→ Task description: Would you pull out every line of the material that contains the string "momento"?

----- Data provided

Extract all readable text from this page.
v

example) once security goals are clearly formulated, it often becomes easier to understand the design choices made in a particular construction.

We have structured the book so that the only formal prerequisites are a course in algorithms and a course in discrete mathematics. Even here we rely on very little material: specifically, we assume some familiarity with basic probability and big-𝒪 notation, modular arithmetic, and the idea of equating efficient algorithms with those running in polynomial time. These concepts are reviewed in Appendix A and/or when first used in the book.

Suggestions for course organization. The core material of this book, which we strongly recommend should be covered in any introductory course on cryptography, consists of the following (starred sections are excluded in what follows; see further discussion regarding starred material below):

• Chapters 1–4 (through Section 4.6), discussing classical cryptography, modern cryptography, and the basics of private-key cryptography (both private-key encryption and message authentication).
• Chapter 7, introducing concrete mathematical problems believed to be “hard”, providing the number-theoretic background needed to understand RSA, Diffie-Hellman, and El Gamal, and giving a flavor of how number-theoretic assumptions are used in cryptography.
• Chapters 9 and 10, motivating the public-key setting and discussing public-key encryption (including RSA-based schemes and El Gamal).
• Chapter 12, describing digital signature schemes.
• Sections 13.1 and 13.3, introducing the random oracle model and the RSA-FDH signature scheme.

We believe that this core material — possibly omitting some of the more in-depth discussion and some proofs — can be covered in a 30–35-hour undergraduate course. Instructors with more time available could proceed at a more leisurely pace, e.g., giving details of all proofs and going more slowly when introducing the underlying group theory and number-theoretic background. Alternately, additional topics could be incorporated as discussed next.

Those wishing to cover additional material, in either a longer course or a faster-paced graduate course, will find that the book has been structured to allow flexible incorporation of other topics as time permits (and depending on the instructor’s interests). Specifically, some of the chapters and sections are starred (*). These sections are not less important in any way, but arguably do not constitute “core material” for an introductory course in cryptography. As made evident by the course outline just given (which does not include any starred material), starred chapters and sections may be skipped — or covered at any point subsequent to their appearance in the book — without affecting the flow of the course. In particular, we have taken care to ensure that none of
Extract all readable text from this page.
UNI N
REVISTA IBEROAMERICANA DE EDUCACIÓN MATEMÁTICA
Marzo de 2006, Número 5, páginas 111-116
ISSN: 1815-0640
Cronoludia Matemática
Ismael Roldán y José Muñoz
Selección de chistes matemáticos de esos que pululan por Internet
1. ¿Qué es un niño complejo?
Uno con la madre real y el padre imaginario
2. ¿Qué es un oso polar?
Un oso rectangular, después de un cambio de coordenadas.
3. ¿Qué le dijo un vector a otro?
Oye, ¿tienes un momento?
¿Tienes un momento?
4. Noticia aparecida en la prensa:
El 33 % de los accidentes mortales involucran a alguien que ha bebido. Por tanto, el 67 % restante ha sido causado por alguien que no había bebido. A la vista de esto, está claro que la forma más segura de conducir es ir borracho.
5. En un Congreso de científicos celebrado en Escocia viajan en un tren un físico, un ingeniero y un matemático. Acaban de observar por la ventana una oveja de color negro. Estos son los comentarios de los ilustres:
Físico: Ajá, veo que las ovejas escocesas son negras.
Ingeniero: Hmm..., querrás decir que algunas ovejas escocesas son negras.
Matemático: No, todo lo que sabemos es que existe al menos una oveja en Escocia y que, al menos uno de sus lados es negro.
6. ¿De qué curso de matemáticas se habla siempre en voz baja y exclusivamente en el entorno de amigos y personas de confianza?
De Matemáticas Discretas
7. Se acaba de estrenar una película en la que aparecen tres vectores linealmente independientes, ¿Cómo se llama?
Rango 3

----------

→ Answer to the exercise:
Oye, ¿tienes un momento?
¿Tienes un momento?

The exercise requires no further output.